Document text
━━━
A still from Rakka shows how computer generated imagery was added to an existing landscape.

“At Oats Studios we are big fans of photogrammetry and as such that’s the approach we went with when ‘cyber-scanning’ any performers we needed to recreate digitally,” Harvey says. “We have an in-house capture suite that consists of 32 Nikon D3300 cameras with 18-55mm lenses. These are housed in a full white room (floors, ceilings and walls) on 8 stands (4 cameras to a stand) arranged so that 5 stands focus on the front and 3 stands on the back.”

“They are all linked together along with the strobes so that they fire and capture simultaneously,” adds Harvey. “Obviously, the more cameras you have, the higher detail capture you can achieve but we had a very limited budget to put this together. The interesting thing about the configuration we came up with is that with a very quick switch of the zoom lens from 18-55 we can switch from a full body scan to a high detailed face scan. So typically we will do two captures, one for the full body and one for the face and then we combine these scans together during processing.”

During filming of some of the shorts, which happened in South Africa, a few captures were also done at visual effects studio BlackGinger, since this is where the actors were available. In South Africa, too, Harvey supervised the photogrammetry capture of live action locations.
━━━
Data taken from a collection

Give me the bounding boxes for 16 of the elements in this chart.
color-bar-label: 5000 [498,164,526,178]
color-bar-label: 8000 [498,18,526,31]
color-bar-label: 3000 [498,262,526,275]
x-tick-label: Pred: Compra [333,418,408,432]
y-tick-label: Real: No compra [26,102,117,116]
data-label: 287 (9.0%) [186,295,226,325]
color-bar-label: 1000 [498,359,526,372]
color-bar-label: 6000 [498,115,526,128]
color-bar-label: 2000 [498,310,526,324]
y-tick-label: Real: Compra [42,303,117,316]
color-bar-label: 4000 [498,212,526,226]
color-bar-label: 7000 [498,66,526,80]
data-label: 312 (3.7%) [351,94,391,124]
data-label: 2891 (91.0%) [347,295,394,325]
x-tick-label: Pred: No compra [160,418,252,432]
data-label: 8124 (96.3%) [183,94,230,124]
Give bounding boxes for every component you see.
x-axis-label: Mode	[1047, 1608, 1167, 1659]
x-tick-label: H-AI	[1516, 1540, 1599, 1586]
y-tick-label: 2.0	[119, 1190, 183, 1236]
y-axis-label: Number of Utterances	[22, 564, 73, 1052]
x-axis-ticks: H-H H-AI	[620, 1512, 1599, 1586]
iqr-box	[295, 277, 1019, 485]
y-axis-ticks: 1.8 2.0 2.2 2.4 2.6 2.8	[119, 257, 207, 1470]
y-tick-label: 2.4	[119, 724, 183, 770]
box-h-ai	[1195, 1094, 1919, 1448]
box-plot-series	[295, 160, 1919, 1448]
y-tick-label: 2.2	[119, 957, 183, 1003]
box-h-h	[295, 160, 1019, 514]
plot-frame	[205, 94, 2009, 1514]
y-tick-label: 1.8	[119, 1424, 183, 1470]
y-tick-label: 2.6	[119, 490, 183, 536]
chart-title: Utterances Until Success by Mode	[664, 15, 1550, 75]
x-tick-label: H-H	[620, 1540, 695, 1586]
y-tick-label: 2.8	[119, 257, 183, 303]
━━━
What you will do
1. List the surfaces of the capture room that the photogrammetry text describes as white.
2. According to the photogrammetry text, why were a few captures done at BlackGinger during filming in South Africa?
3. Answer these questions using the photogrammetry text.
(a) How many cameras are mounted on each stand?
(b) How many captures are typically done for a performer?
(c) In which country did filming of some of the shorts take place?
None of the entries are needed for these tasks.

Responses in order
1. Floors, ceilings, walls

2. Some captures were done at BlackGinger because that is where the actors were available.

3.
(a) 4
(b) Two, one for the full body and one for the face
(c) South Africa